▸ Task to carry out: Gather all lines with "Tribunal" from the records.

[Raw records]
-- Begin --

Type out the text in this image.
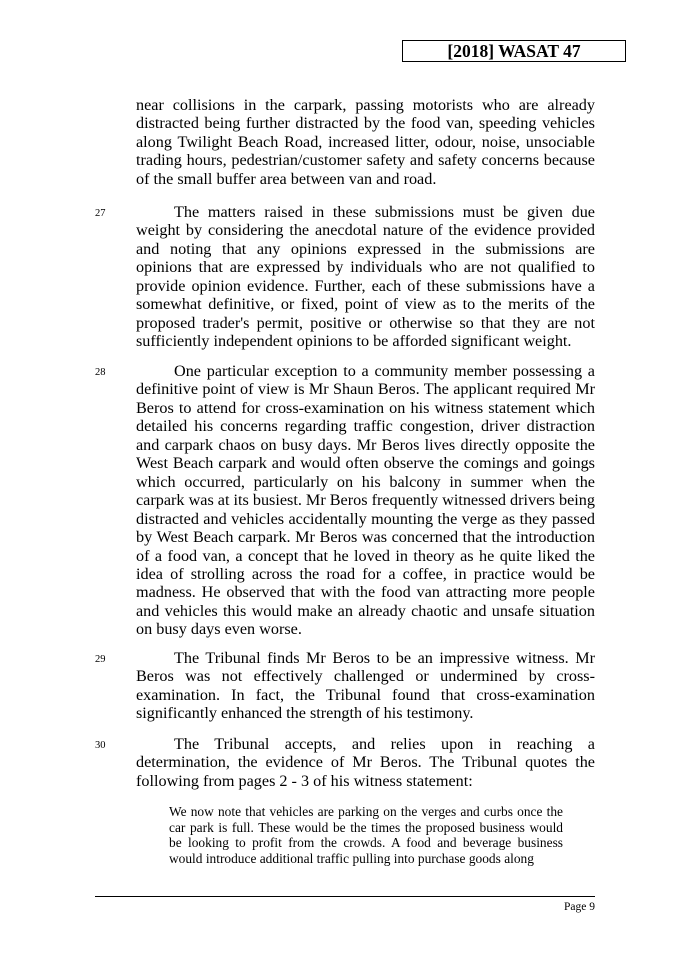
[2018] WASAT 47
near collisions in the carpark, passing motorists who are already distracted being further distracted by the food van, speeding vehicles along Twilight Beach Road, increased litter, odour, noise, unsociable trading hours, pedestrian/customer safety and safety concerns because of the small buffer area between van and road.
27	The matters raised in these submissions must be given due weight by considering the anecdotal nature of the evidence provided and noting that any opinions expressed in the submissions are opinions that are expressed by individuals who are not qualified to provide opinion evidence. Further, each of these submissions have a somewhat definitive, or fixed, point of view as to the merits of the proposed trader's permit, positive or otherwise so that they are not sufficiently independent opinions to be afforded significant weight.
28	One particular exception to a community member possessing a definitive point of view is Mr Shaun Beros. The applicant required Mr Beros to attend for cross-examination on his witness statement which detailed his concerns regarding traffic congestion, driver distraction and carpark chaos on busy days. Mr Beros lives directly opposite the West Beach carpark and would often observe the comings and goings which occurred, particularly on his balcony in summer when the carpark was at its busiest. Mr Beros frequently witnessed drivers being distracted and vehicles accidentally mounting the verge as they passed by West Beach carpark. Mr Beros was concerned that the introduction of a food van, a concept that he loved in theory as he quite liked the idea of strolling across the road for a coffee, in practice would be madness. He observed that with the food van attracting more people and vehicles this would make an already chaotic and unsafe situation on busy days even worse.
29	The Tribunal finds Mr Beros to be an impressive witness. Mr Beros was not effectively challenged or undermined by cross-examination. In fact, the Tribunal found that cross-examination significantly enhanced the strength of his testimony.
30	The Tribunal accepts, and relies upon in reaching a determination, the evidence of Mr Beros. The Tribunal quotes the following from pages 2 - 3 of his witness statement:
We now note that vehicles are parking on the verges and curbs once the car park is full. These would be the times the proposed business would be looking to profit from the crowds. A food and beverage business would introduce additional traffic pulling into purchase goods along
Page 9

-- End --

▸ Solution:
29	The Tribunal finds Mr Beros to be an impressive witness. Mr Beros was not effectively challenged or undermined by cross-examination. In fact, the Tribunal found that cross-examination significantly enhanced the strength of his testimony.
30	The Tribunal accepts, and relies upon in reaching a determination, the evidence of Mr Beros. The Tribunal quotes the following from pages 2 - 3 of his witness statement:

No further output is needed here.